Short exercise 1: Starting at the first of the rows and stopping after the line containing "value-label: 1g bbox=[284, 260, 299, 274]", rewrite those rows so that "point" is replaced by "marker" and nothing else changes.

------ Reading passage ------

In the synoptic discussions the principles regarding what is most primitive seem to be much more rigidly employed. I am surprised that claims by authorities are accepted uncritically, without much evaluation of the arguments for or against. Perhaps this is just due to my awareness of discourse factors that might have contributed evidence toward a different conclusion. I find myself questioning many such claims because I would have argued the opposite.
I am writing a paper following up from a previous topic I studied where principles are also employed more as rules, without much sensitivity to mitigating factors. It ain’t good. It is critical to remember the important distinction between principles and rules, no matter how often the former holds true. Losing sight of this can get you off the straight and narrow quite quickly in a number of different fields.
Remember the caution from Howard Hendricks: “Rules are many, principles are few, rules will change, principles never do.” Now that is a principle worth living by, especially in grammar!
The following is from a post I made earlier this week to the Synoptic list on Yahoo. It was in response to a post that cited several examples of what are called aphorisms or pithy sayings, claiming that the versions in Matthew are more primitive than found in Mark, meaning that Mark adapted from Matthew rather than vice-versa. The focus here is on which is the more “primitive” and this earlier version.
Presuppositions affect everyone in this debate, and most theories seem to be a collection of interdependent assumptions. I can’t help but wonder if claims of primitivity in passages like Mk 9:50//Mt 5:13 were partly a means of accounting for data that could not be reconciled with the scholar’s model. To begin with, Mark has the saying as part of the temptation about sinning, casting off the thing that causes one to sin. In the present context, losing one’s saltiness seems to be associated with the effects of sin, not in the sense of losing one’s testimony as in Mt following the Beatitudes.

------

Short exercise 2:
Answer these questions from the post on principles and rules.
(a) Whose caution does the writer quote about rules and principles?
(b) To which list was the earlier post made?
(c) In Mark, what is the salt saying part of?

------ Exercise data ------

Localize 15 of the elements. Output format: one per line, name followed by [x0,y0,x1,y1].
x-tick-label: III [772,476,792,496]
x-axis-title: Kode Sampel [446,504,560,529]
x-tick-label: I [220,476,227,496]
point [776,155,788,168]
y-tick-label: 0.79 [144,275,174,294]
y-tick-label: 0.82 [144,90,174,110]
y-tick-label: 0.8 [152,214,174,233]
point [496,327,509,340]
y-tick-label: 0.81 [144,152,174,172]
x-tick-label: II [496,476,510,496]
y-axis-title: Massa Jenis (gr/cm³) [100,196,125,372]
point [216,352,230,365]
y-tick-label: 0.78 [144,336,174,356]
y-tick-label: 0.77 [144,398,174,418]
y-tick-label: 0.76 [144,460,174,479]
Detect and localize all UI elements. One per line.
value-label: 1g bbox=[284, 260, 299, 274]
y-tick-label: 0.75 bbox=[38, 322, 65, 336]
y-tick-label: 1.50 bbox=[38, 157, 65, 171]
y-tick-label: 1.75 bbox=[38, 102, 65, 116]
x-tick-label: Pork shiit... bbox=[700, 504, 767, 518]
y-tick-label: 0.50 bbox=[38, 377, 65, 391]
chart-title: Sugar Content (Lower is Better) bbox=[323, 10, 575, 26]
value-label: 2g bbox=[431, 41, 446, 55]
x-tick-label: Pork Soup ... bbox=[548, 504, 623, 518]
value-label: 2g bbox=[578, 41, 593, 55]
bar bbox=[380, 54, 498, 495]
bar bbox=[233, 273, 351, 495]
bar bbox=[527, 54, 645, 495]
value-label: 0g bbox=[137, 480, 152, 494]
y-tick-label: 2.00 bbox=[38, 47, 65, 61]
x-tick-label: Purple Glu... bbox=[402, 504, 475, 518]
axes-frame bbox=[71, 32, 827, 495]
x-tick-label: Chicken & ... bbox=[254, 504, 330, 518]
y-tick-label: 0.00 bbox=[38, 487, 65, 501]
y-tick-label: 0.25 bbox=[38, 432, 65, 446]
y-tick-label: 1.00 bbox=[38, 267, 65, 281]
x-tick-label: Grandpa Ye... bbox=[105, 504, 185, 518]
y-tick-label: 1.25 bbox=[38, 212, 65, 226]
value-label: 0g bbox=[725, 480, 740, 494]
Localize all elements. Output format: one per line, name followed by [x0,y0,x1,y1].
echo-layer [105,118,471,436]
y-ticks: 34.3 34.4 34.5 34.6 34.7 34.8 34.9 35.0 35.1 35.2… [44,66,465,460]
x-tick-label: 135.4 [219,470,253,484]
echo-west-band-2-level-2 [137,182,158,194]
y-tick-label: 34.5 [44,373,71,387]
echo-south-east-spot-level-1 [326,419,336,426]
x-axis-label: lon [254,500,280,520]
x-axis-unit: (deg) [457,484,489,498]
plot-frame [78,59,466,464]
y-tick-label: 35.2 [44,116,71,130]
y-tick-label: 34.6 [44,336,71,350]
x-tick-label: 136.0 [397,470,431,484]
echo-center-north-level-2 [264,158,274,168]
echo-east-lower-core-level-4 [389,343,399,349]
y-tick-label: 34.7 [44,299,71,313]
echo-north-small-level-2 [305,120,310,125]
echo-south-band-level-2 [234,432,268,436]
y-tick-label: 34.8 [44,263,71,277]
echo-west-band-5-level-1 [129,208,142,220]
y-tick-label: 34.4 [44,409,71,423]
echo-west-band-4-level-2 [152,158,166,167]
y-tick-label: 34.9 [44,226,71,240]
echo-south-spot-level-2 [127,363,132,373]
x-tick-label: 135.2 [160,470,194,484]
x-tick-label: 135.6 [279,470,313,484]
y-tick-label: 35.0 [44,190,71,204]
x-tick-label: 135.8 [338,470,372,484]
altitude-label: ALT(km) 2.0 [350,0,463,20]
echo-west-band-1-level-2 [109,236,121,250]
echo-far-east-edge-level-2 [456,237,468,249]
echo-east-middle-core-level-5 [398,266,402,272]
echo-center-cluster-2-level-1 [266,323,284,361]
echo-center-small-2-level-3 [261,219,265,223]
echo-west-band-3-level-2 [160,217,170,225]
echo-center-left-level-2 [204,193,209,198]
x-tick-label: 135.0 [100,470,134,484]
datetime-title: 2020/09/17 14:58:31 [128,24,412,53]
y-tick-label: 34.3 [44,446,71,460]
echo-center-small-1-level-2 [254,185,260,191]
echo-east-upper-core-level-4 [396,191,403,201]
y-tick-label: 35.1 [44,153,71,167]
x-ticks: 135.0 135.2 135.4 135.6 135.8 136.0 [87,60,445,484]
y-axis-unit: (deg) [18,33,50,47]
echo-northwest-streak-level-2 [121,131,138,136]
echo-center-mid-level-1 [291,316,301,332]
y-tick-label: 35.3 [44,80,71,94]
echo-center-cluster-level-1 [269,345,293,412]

------

Problem solution 1:
Localize 15 of the elements. Output format: one per line, name followed by [x0,y0,x1,y1].
x-tick-label: III [772,476,792,496]
x-axis-title: Kode Sampel [446,504,560,529]
x-tick-label: I [220,476,227,496]
marker [776,155,788,168]
y-tick-label: 0.79 [144,275,174,294]
y-tick-label: 0.82 [144,90,174,110]
y-tick-label: 0.8 [152,214,174,233]
marker [496,327,509,340]
y-tick-label: 0.81 [144,152,174,172]
x-tick-label: II [496,476,510,496]
y-axis-title: Massa Jenis (gr/cm³) [100,196,125,372]
marker [216,352,230,365]
y-tick-label: 0.78 [144,336,174,356]
y-tick-label: 0.77 [144,398,174,418]
y-tick-label: 0.76 [144,460,174,479]
Detect and localize all UI elements. One per line.
value-label: 1g bbox=[284, 260, 299, 274]

Problem solution 2:
(a) Howard Hendricks
(b) The Synoptic list on Yahoo
(c) The temptation about sinning, casting off the thing that causes one to sin